TASK TO COMPLETE: From the entries below, count the lines with "markeredgecolor". Write only the count.

▬▬▬▬▬▬▬▬▬▬

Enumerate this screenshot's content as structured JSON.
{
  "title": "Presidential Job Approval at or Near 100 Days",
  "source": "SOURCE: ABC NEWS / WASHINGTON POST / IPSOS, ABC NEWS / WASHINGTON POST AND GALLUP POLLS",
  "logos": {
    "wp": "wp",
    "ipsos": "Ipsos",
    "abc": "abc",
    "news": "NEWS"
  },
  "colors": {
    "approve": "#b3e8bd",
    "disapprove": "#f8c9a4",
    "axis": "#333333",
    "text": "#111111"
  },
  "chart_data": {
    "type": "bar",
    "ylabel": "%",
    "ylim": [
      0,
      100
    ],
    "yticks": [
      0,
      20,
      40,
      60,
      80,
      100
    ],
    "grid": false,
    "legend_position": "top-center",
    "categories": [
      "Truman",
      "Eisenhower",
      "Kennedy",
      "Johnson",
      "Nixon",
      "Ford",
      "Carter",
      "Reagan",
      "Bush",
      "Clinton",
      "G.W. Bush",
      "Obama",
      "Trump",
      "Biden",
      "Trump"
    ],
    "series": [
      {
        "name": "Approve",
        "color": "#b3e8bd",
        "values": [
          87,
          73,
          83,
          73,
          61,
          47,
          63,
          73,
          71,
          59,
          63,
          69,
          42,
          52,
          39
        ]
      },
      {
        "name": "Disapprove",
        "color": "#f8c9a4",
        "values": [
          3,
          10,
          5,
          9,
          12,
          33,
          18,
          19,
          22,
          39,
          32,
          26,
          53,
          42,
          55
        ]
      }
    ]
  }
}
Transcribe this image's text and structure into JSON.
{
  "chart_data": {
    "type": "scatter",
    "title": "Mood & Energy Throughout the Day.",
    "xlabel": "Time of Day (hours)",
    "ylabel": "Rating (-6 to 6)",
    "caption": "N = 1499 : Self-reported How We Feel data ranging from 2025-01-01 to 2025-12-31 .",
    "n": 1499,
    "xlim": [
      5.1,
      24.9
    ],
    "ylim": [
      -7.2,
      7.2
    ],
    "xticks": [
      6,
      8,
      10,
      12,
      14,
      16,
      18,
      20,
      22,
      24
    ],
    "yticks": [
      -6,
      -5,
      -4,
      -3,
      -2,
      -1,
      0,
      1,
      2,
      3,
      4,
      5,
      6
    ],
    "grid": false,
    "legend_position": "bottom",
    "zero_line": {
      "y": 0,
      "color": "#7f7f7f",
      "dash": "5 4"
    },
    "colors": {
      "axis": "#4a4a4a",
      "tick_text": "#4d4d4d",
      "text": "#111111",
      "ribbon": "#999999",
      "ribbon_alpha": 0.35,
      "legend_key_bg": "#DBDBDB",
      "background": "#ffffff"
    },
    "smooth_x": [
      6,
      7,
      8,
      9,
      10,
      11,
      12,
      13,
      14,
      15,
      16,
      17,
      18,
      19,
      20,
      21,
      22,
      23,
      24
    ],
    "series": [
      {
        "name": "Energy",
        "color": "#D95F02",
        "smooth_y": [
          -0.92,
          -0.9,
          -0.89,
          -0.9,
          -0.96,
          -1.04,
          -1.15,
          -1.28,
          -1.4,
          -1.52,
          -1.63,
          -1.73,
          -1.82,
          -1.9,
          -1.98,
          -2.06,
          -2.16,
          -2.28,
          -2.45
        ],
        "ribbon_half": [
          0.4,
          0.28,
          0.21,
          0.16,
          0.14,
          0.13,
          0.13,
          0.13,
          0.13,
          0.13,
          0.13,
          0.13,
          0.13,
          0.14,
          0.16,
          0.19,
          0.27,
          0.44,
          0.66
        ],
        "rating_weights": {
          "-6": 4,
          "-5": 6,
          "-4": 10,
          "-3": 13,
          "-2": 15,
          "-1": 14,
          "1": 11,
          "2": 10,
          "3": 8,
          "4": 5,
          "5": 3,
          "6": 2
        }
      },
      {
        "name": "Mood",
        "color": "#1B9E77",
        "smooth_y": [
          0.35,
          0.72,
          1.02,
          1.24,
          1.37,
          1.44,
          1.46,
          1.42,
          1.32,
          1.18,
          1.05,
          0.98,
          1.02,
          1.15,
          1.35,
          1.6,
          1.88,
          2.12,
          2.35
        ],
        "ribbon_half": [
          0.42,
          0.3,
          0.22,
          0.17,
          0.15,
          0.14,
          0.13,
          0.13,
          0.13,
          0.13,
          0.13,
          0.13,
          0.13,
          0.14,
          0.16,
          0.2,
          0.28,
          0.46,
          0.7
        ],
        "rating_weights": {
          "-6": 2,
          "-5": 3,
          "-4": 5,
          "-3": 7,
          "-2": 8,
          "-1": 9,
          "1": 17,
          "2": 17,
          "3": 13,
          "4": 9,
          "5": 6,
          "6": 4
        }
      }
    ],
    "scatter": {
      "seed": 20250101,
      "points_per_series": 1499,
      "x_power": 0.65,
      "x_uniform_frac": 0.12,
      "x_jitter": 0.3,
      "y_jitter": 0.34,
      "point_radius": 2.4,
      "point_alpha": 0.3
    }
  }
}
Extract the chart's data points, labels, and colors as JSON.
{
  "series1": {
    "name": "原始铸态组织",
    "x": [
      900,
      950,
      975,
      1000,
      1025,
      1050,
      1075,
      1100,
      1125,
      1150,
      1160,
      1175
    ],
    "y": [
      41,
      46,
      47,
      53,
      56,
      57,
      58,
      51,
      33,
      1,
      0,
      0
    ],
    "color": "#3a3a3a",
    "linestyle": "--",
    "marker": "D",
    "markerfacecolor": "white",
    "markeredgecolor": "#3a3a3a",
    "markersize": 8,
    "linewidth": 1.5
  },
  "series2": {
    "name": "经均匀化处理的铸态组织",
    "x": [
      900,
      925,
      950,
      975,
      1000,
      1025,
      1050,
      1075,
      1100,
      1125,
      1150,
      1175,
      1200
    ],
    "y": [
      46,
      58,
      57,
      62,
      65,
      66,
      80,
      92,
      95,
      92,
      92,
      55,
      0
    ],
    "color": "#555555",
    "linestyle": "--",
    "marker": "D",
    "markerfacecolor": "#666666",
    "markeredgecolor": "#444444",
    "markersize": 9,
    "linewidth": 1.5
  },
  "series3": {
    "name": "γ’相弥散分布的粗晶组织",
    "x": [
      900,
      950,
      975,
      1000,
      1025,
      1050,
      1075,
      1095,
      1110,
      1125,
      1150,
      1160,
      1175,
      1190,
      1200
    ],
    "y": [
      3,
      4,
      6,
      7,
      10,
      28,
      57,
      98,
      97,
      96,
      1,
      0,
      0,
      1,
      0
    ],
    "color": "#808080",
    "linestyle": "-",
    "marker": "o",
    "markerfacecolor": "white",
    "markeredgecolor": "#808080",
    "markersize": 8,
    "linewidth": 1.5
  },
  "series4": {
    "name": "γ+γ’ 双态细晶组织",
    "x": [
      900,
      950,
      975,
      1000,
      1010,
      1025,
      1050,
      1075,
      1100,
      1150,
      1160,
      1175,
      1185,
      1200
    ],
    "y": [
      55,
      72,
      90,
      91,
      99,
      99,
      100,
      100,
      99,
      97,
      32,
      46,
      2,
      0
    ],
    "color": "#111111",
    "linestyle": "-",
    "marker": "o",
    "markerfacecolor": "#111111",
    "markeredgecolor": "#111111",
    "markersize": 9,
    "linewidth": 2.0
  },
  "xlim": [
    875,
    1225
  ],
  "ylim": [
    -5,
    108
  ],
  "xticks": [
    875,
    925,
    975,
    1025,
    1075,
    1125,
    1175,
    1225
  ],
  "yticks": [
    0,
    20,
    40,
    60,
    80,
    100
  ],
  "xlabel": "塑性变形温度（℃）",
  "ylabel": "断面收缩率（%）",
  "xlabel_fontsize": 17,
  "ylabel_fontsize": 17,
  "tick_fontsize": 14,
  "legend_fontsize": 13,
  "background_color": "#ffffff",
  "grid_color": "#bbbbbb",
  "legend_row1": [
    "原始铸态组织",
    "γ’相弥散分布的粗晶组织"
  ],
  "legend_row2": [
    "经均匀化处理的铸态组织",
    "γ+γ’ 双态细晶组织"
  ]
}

▬▬▬▬▬▬▬▬▬▬

RESULT: 4